(Records excerpted from a collection)
------------------------
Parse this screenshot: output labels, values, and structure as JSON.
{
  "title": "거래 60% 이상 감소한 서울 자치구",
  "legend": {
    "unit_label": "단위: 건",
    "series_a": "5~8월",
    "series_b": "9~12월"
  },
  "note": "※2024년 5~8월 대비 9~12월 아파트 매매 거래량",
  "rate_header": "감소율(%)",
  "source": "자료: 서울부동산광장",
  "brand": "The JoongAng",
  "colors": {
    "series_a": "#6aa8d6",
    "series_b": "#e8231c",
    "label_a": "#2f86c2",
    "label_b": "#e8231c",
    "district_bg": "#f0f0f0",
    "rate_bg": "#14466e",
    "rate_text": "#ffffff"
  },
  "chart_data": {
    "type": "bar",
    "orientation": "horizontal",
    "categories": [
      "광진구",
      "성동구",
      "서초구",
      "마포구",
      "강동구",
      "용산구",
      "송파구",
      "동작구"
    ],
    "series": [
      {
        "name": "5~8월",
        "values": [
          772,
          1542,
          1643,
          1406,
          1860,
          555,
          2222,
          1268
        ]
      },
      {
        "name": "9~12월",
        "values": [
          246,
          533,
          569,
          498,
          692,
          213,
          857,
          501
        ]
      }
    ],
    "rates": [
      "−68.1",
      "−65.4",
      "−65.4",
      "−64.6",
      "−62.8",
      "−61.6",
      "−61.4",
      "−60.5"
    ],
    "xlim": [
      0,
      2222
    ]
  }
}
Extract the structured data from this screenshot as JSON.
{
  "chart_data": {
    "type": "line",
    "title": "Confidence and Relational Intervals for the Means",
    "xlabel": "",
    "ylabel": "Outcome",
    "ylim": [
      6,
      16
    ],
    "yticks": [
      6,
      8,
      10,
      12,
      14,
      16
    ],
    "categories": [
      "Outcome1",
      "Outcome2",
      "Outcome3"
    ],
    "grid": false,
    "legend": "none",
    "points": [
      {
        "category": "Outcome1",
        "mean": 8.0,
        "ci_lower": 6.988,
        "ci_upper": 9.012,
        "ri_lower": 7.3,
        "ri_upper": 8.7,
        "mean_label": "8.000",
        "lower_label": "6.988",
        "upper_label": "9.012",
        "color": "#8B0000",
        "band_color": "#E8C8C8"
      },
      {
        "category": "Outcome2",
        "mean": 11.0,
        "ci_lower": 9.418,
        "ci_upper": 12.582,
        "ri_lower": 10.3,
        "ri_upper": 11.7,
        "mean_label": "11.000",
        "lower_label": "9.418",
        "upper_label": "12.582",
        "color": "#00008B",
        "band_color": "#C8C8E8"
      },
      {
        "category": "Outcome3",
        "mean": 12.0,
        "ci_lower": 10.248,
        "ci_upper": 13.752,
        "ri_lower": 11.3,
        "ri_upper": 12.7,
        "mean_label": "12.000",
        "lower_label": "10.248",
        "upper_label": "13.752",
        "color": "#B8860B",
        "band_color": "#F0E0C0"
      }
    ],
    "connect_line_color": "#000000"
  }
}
------------------------
▶ What is being asked
Where a line above holds the string "JSON", show that line.

▶ The reply
Parse this screenshot: output labels, values, and structure as JSON.
Extract the structured data from this screenshot as JSON.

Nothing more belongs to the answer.